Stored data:
━━━━━━━━━━━━━━━━━━━━

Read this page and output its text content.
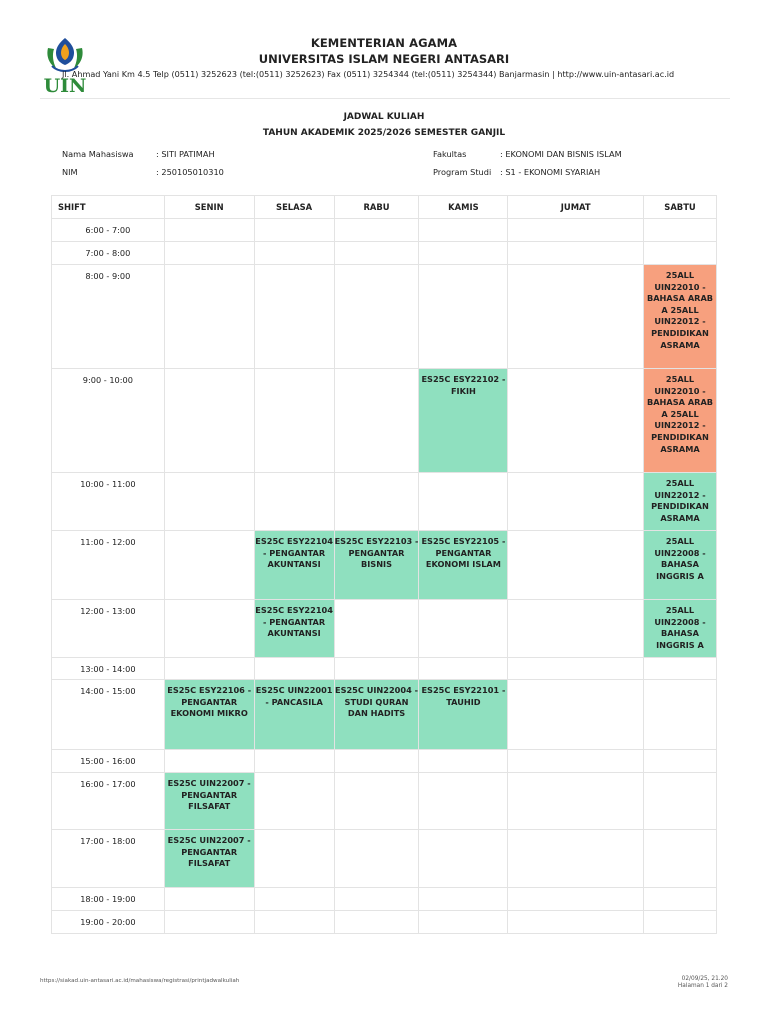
UIN
KEMENTERIAN AGAMA
UNIVERSITAS ISLAM NEGERI ANTASARI
Jl. Ahmad Yani Km 4.5 Telp (0511) 3252623 (tel:(0511) 3252623) Fax (0511) 3254344 (tel:(0511) 3254344) Banjarmasin | http://www.uin-antasari.ac.id
JADWAL KULIAH
TAHUN AKADEMIK 2025/2026 SEMESTER GANJIL
Nama Mahasiswa	: SITI PATIMAH
NIM	: 250105010310
Fakultas	: EKONOMI DAN BISNIS ISLAM
Program Studi : S1 - EKONOMI SYARIAH
SHIFT	SENIN	SELASA	RABU	KAMIS	JUMAT	SABTU
6:00 - 7:00						
7:00 - 8:00						
8:00 - 9:00						25ALL UIN22010 - BAHASA ARAB A 25ALL UIN22012 - PENDIDIKAN ASRAMA
9:00 - 10:00				ES25C ESY22102 - FIKIH		25ALL UIN22010 - BAHASA ARAB A 25ALL UIN22012 - PENDIDIKAN ASRAMA
10:00 - 11:00						25ALL UIN22012 - PENDIDIKAN ASRAMA
11:00 - 12:00		ES25C ESY22104 - PENGANTAR AKUNTANSI	ES25C ESY22103 - PENGANTAR BISNIS	ES25C ESY22105 - PENGANTAR EKONOMI ISLAM		25ALL UIN22008 - BAHASA INGGRIS A
12:00 - 13:00		ES25C ESY22104 - PENGANTAR AKUNTANSI				25ALL UIN22008 - BAHASA INGGRIS A
13:00 - 14:00						
14:00 - 15:00	ES25C ESY22106 - PENGANTAR EKONOMI MIKRO	ES25C UIN22001 - PANCASILA	ES25C UIN22004 - STUDI QURAN DAN HADITS	ES25C ESY22101 - TAUHID		
15:00 - 16:00						
16:00 - 17:00	ES25C UIN22007 - PENGANTAR FILSAFAT					
17:00 - 18:00	ES25C UIN22007 - PENGANTAR FILSAFAT					
18:00 - 19:00						
19:00 - 20:00						
https://siakad.uin-antasari.ac.id/mahasiswa/registrasi/printjadwalkuliah	02/09/25, 21.20
Halaman 1 dari 2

━━━━━━━━━━━━━━━━━━━━

Exercise brief = Restate the full listing verbatim and drop every picture.

The response =
Read this page and output its text content.
UIN
KEMENTERIAN AGAMA
UNIVERSITAS ISLAM NEGERI ANTASARI
Jl. Ahmad Yani Km 4.5 Telp (0511) 3252623 (tel:(0511) 3252623) Fax (0511) 3254344 (tel:(0511) 3254344) Banjarmasin | http://www.uin-antasari.ac.id
JADWAL KULIAH
TAHUN AKADEMIK 2025/2026 SEMESTER GANJIL
Nama Mahasiswa	: SITI PATIMAH
NIM	: 250105010310
Fakultas	: EKONOMI DAN BISNIS ISLAM
Program Studi : S1 - EKONOMI SYARIAH
SHIFT	SENIN	SELASA	RABU	KAMIS	JUMAT	SABTU
6:00 - 7:00						
7:00 - 8:00						
8:00 - 9:00						25ALL UIN22010 - BAHASA ARAB A 25ALL UIN22012 - PENDIDIKAN ASRAMA
9:00 - 10:00				ES25C ESY22102 - FIKIH		25ALL UIN22010 - BAHASA ARAB A 25ALL UIN22012 - PENDIDIKAN ASRAMA
10:00 - 11:00						25ALL UIN22012 - PENDIDIKAN ASRAMA
11:00 - 12:00		ES25C ESY22104 - PENGANTAR AKUNTANSI	ES25C ESY22103 - PENGANTAR BISNIS	ES25C ESY22105 - PENGANTAR EKONOMI ISLAM		25ALL UIN22008 - BAHASA INGGRIS A
12:00 - 13:00		ES25C ESY22104 - PENGANTAR AKUNTANSI				25ALL UIN22008 - BAHASA INGGRIS A
13:00 - 14:00						
14:00 - 15:00	ES25C ESY22106 - PENGANTAR EKONOMI MIKRO	ES25C UIN22001 - PANCASILA	ES25C UIN22004 - STUDI QURAN DAN HADITS	ES25C ESY22101 - TAUHID		
15:00 - 16:00						
16:00 - 17:00	ES25C UIN22007 - PENGANTAR FILSAFAT					
17:00 - 18:00	ES25C UIN22007 - PENGANTAR FILSAFAT					
18:00 - 19:00						
19:00 - 20:00						
https://siakad.uin-antasari.ac.id/mahasiswa/registrasi/printjadwalkuliah	02/09/25, 21.20
Halaman 1 dari 2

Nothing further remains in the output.